**Task prompt**: Lines containing the string "которым" are to be collected in full.
BEGIN Materials provided
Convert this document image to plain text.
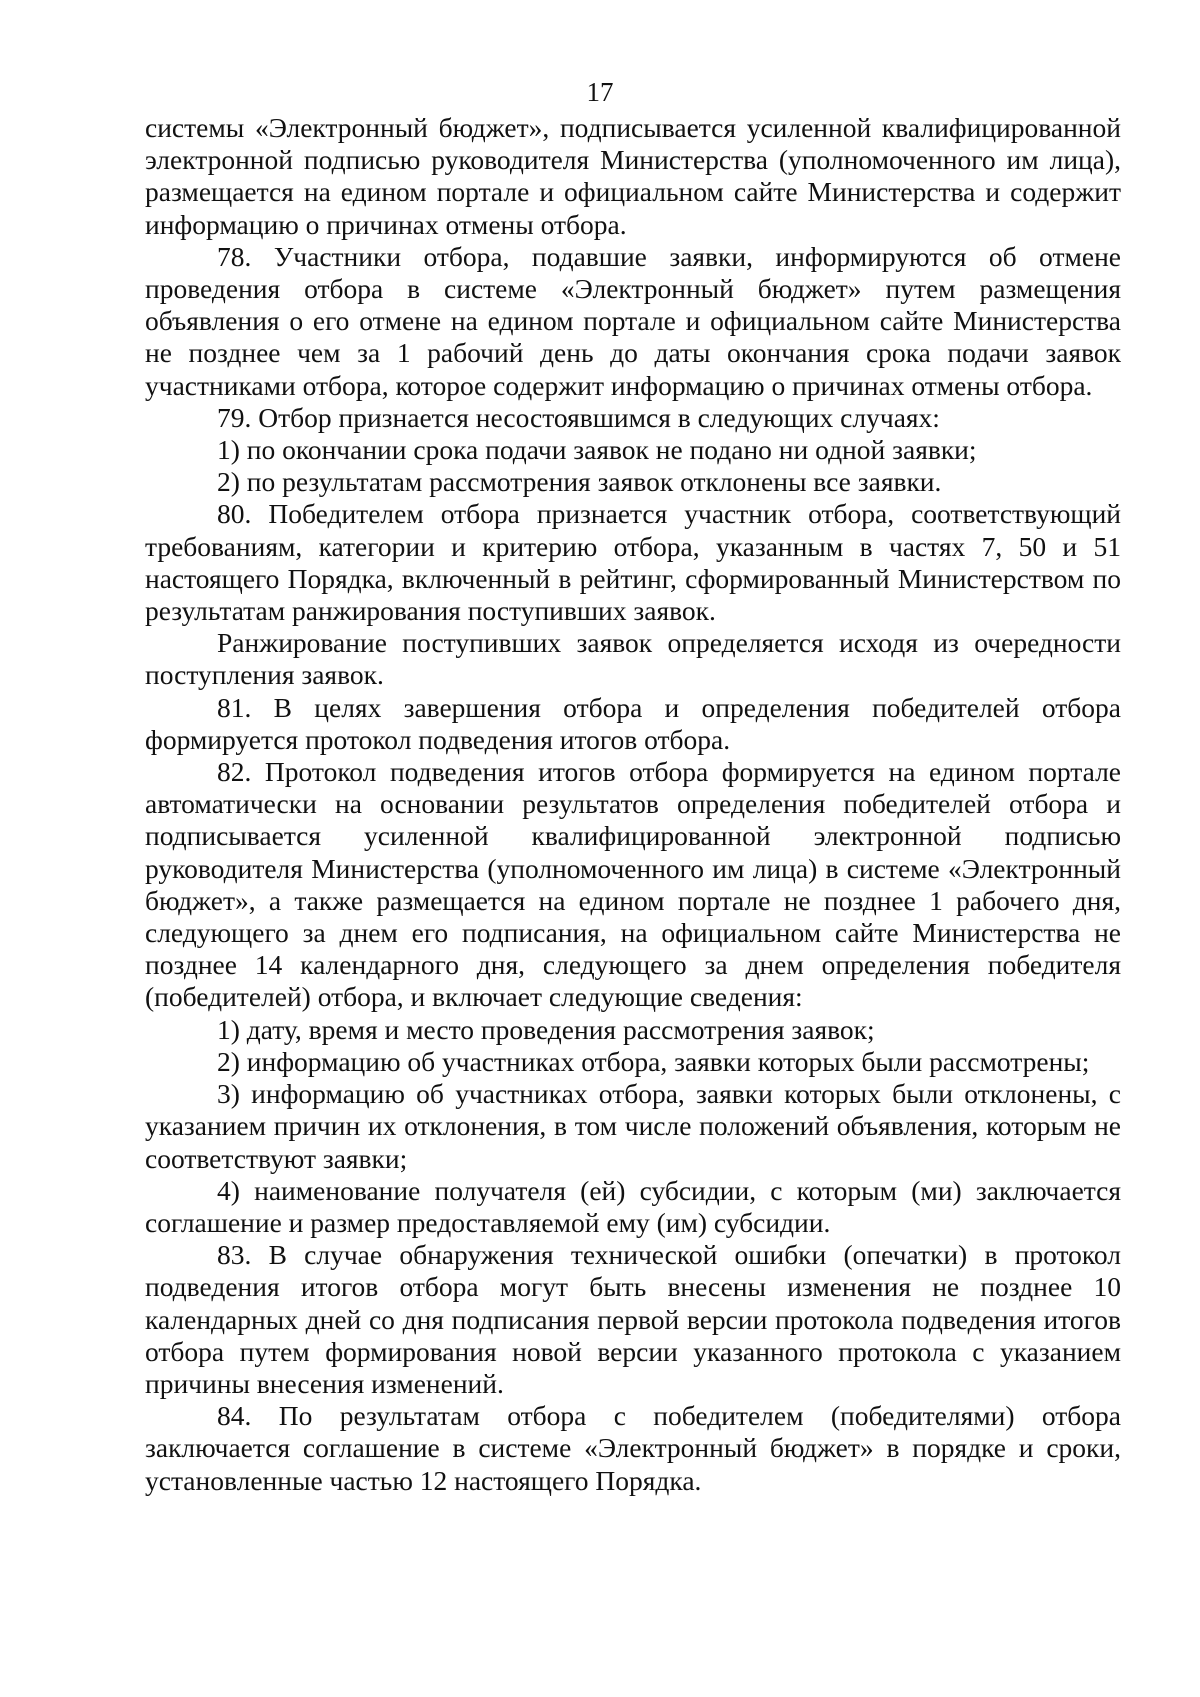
17

системы «Электронный бюджет», подписывается усиленной квалифицированной электронной подписью руководителя Министерства (уполномоченного им лица), размещается на едином портале и официальном сайте Министерства и содержит информацию о причинах отмены отбора.

78. Участники отбора, подавшие заявки, информируются об отмене проведения отбора в системе «Электронный бюджет» путем размещения объявления о его отмене на едином портале и официальном сайте Министерства не позднее чем за 1 рабочий день до даты окончания срока подачи заявок участниками отбора, которое содержит информацию о причинах отмены отбора.

79. Отбор признается несостоявшимся в следующих случаях:

1) по окончании срока подачи заявок не подано ни одной заявки;

2) по результатам рассмотрения заявок отклонены все заявки.

80. Победителем отбора признается участник отбора, соответствующий требованиям, категории и критерию отбора, указанным в частях 7, 50 и 51 настоящего Порядка, включенный в рейтинг, сформированный Министерством по результатам ранжирования поступивших заявок.

Ранжирование поступивших заявок определяется исходя из очередности поступления заявок.

81. В целях завершения отбора и определения победителей отбора формируется протокол подведения итогов отбора.

82. Протокол подведения итогов отбора формируется на едином портале автоматически на основании результатов определения победителей отбора и подписывается усиленной квалифицированной электронной подписью руководителя Министерства (уполномоченного им лица) в системе «Электронный бюджет», а также размещается на едином портале не позднее 1 рабочего дня, следующего за днем его подписания, на официальном сайте Министерства не позднее 14 календарного дня, следующего за днем определения победителя (победителей) отбора, и включает следующие сведения:

1) дату, время и место проведения рассмотрения заявок;

2) информацию об участниках отбора, заявки которых были рассмотрены;

3) информацию об участниках отбора, заявки которых были отклонены, с указанием причин их отклонения, в том числе положений объявления, которым не соответствуют заявки;

4) наименование получателя (ей) субсидии, с которым (ми) заключается соглашение и размер предоставляемой ему (им) субсидии.

83. В случае обнаружения технической ошибки (опечатки) в протокол подведения итогов отбора могут быть внесены изменения не позднее 10 календарных дней со дня подписания первой версии протокола подведения итогов отбора путем формирования новой версии указанного протокола с указанием причины внесения изменений.

84. По результатам отбора с победителем (победителями) отбора заключается соглашение в системе «Электронный бюджет» в порядке и сроки, установленные частью 12 настоящего Порядка.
END Materials provided
**Task result**:
3) информацию об участниках отбора, заявки которых были отклонены, с указанием причин их отклонения, в том числе положений объявления, которым не соответствуют заявки;
4) наименование получателя (ей) субсидии, с которым (ми) заключается соглашение и размер предоставляемой ему (им) субсидии.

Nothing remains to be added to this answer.